(Exercise instructions): Find each line in the entries below that contains the word "central", and copy those lines in full.

* Begin Records *

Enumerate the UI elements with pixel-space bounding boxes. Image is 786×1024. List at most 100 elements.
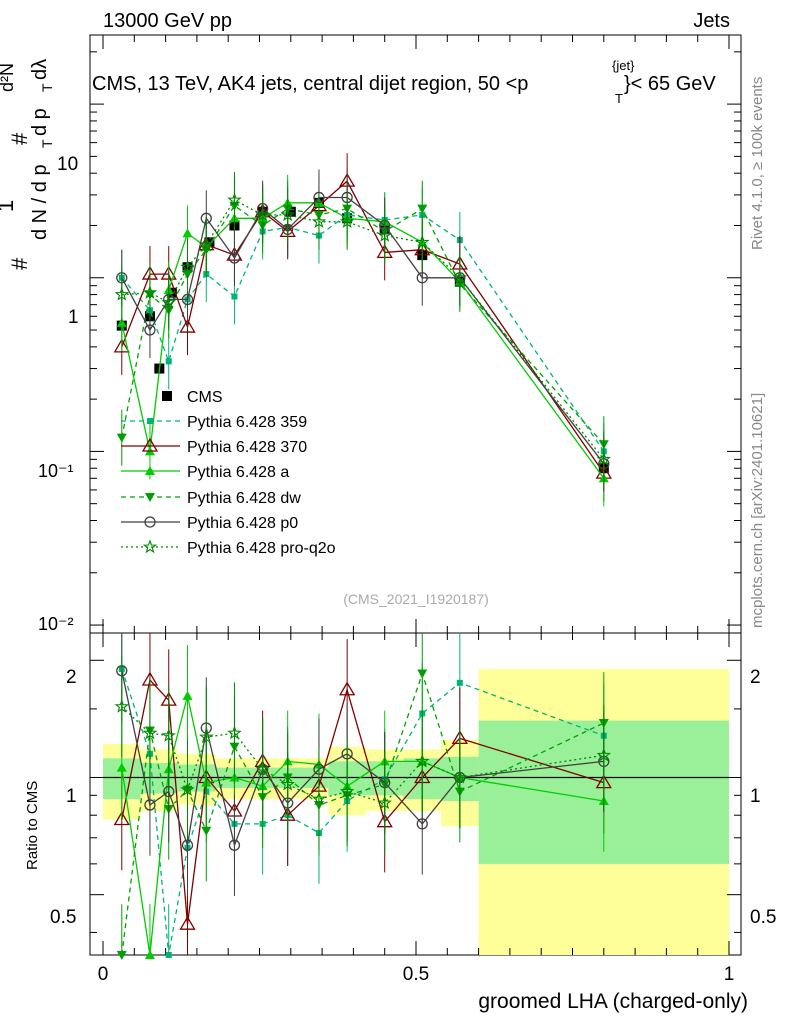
series-point-pythia-6-428-370 bbox=[113, 338, 130, 353]
header-left: 13000 GeV pp bbox=[103, 10, 232, 32]
y-tick-label-1e-1: 10⁻¹ bbox=[38, 461, 74, 481]
legend-marker-1 bbox=[141, 437, 159, 452]
rivet-label: Rivet 4.1.0, ≥ 100k events bbox=[749, 77, 766, 250]
ratio-point-pythia-6-428-a bbox=[116, 762, 127, 772]
y-label-hash1: # bbox=[7, 257, 32, 270]
legend-label-p0: Pythia 6.428 p0 bbox=[187, 515, 298, 532]
ratio-point-pythia-6-428-370 bbox=[339, 681, 356, 696]
ratio-point-pythia-6-428-pro-q2o bbox=[199, 729, 214, 744]
cms-data-point bbox=[285, 206, 296, 217]
legend-label-a: Pythia 6.428 a bbox=[187, 464, 289, 481]
y-label-dp: d p bbox=[29, 108, 51, 136]
x-axis-label: groomed LHA (charged-only) bbox=[478, 990, 748, 1013]
y-axis-label: # 1 d N / d p T # d p T dλ d²N bbox=[0, 59, 55, 270]
x-tick-label-0.5: 0.5 bbox=[403, 964, 429, 985]
legend-marker-cms bbox=[162, 391, 172, 401]
title-main: CMS, 13 TeV, AK4 jets, central dijet reg… bbox=[92, 73, 528, 95]
series-point-pythia-6-428-pro-q2o bbox=[452, 270, 467, 284]
legend-marker-4 bbox=[144, 516, 156, 528]
ratio-tick-label-right-2: 2 bbox=[750, 667, 761, 688]
series-point-pythia-6-428-p0 bbox=[416, 272, 428, 284]
series-point-pythia-6-428-359 bbox=[165, 358, 172, 365]
title-sub: T bbox=[615, 91, 623, 106]
y-tick-label-10: 10 bbox=[57, 154, 78, 175]
ratio-point-pythia-6-428-p0 bbox=[163, 785, 175, 798]
series-point-pythia-6-428-pro-q2o bbox=[180, 259, 195, 274]
legend-marker-5 bbox=[142, 539, 158, 554]
series-line-pythia-6-428-a bbox=[121, 202, 605, 479]
ratio-point-pythia-6-428-pro-q2o bbox=[227, 725, 242, 740]
legend-label-pro-q2o: Pythia 6.428 pro-q2o bbox=[187, 540, 336, 557]
ratio-point-pythia-6-428-359 bbox=[456, 679, 463, 686]
y-label-one: 1 bbox=[0, 200, 18, 212]
ratio-point-pythia-6-428-a bbox=[144, 950, 155, 959]
ratio-point-pythia-6-428-p0 bbox=[144, 799, 156, 811]
y-label-t2: T bbox=[39, 83, 55, 92]
y-label-d2n: d²N bbox=[0, 63, 17, 92]
ratio-point-pythia-6-428-pro-q2o bbox=[161, 728, 176, 742]
ratio-point-pythia-6-428-pro-q2o bbox=[452, 769, 467, 784]
ratio-point-pythia-6-428-370 bbox=[179, 915, 196, 930]
series-line-pythia-6-428-pro-q2o bbox=[121, 199, 605, 460]
ratio-point-pythia-6-428-pro-q2o bbox=[596, 747, 611, 762]
ratio-axes bbox=[90, 633, 741, 955]
ratio-line-pythia-6-428-a bbox=[121, 695, 604, 956]
series-point-pythia-6-428-359 bbox=[231, 293, 238, 300]
series-point-pythia-6-428-pro-q2o bbox=[199, 237, 214, 251]
series-point-pythia-6-428-pro-q2o bbox=[280, 207, 295, 222]
main-axes bbox=[90, 35, 741, 633]
legend-label-370: Pythia 6.428 370 bbox=[187, 439, 307, 456]
ratio-point-pythia-6-428-dw bbox=[116, 951, 127, 960]
x-tick-label-0: 0 bbox=[98, 964, 109, 985]
ratio-point-pythia-6-428-pro-q2o bbox=[311, 791, 327, 806]
ratio-point-pythia-6-428-pro-q2o bbox=[180, 782, 195, 796]
series-point-pythia-6-428-pro-q2o bbox=[377, 227, 392, 242]
series-point-pythia-6-428-dw bbox=[417, 204, 428, 214]
ratio-tick-label-2: 2 bbox=[66, 667, 77, 688]
ratio-point-pythia-6-428-pro-q2o bbox=[142, 725, 158, 740]
plot-title: CMS, 13 TeV, AK4 jets, central dijet reg… bbox=[92, 58, 716, 106]
series-point-pythia-6-428-p0 bbox=[228, 252, 241, 264]
ratio-bands bbox=[103, 668, 729, 955]
ratio-point-pythia-6-428-pro-q2o bbox=[114, 699, 130, 713]
series-point-pythia-6-428-a bbox=[182, 228, 193, 238]
analysis-label: (CMS_2021_I1920187) bbox=[343, 591, 489, 607]
legend-marker-2 bbox=[145, 466, 155, 475]
legend-marker-3 bbox=[145, 493, 155, 502]
ratio-point-pythia-6-428-dw bbox=[201, 826, 212, 836]
series-line-pythia-6-428-370 bbox=[121, 180, 605, 474]
legend-label-359: Pythia 6.428 359 bbox=[187, 414, 307, 431]
ratio-point-pythia-6-428-pro-q2o bbox=[255, 761, 270, 776]
series-point-pythia-6-428-pro-q2o bbox=[142, 285, 158, 299]
series-point-pythia-6-428-pro-q2o bbox=[415, 234, 430, 249]
ratio-point-pythia-6-428-359 bbox=[165, 952, 172, 958]
ratio-tick-label-right-0.5: 0.5 bbox=[750, 907, 776, 928]
ratio-series bbox=[113, 633, 612, 960]
ratio-tick-label-1: 1 bbox=[66, 786, 77, 807]
series-point-pythia-6-428-pro-q2o bbox=[161, 294, 176, 309]
mcplots-label: mcplots.cern.ch [arXiv:2401.10621] bbox=[749, 393, 766, 628]
series-point-pythia-6-428-pro-q2o bbox=[227, 192, 242, 207]
series-point-pythia-6-428-370 bbox=[179, 318, 196, 333]
ratio-line-pythia-6-428-dw bbox=[121, 671, 605, 956]
x-tick-label-1: 1 bbox=[724, 964, 735, 985]
ratio-point-pythia-6-428-p0 bbox=[228, 839, 241, 851]
x-tick-labels: 0 0.5 1 bbox=[98, 964, 735, 985]
main-series bbox=[113, 153, 612, 507]
ratio-y-axis-label: Ratio to CMS bbox=[24, 781, 41, 870]
series-line-pythia-6-428-dw bbox=[121, 204, 605, 445]
legend: CMS Pythia 6.428 359 Pythia 6.428 370 Py… bbox=[121, 389, 336, 557]
ratio-tick-labels: 0.5 1 2 0.5 1 2 bbox=[50, 667, 776, 928]
y-tick-label-1e-2: 10⁻² bbox=[38, 614, 74, 634]
series-point-pythia-6-428-pro-q2o bbox=[339, 214, 355, 229]
ratio-point-pythia-6-428-370 bbox=[113, 811, 130, 826]
title-end: }< 65 GeV bbox=[624, 73, 716, 95]
y-label-t1: T bbox=[39, 139, 55, 148]
header-right: Jets bbox=[693, 10, 730, 32]
series-line-pythia-6-428-p0 bbox=[121, 196, 605, 465]
ratio-tick-label-0.5: 0.5 bbox=[50, 907, 76, 928]
series-line-pythia-6-428-359 bbox=[121, 214, 605, 452]
series-point-pythia-6-428-pro-q2o bbox=[114, 286, 129, 301]
ratio-line-pythia-6-428-p0 bbox=[121, 670, 604, 848]
ratio-line-pythia-6-428-359 bbox=[121, 668, 605, 956]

* End Records *

(The completed task):
title-main: CMS, 13 TeV, AK4 jets, central dijet reg… bbox=[92, 73, 528, 95]
plot-title: CMS, 13 TeV, AK4 jets, central dijet reg… bbox=[92, 58, 716, 106]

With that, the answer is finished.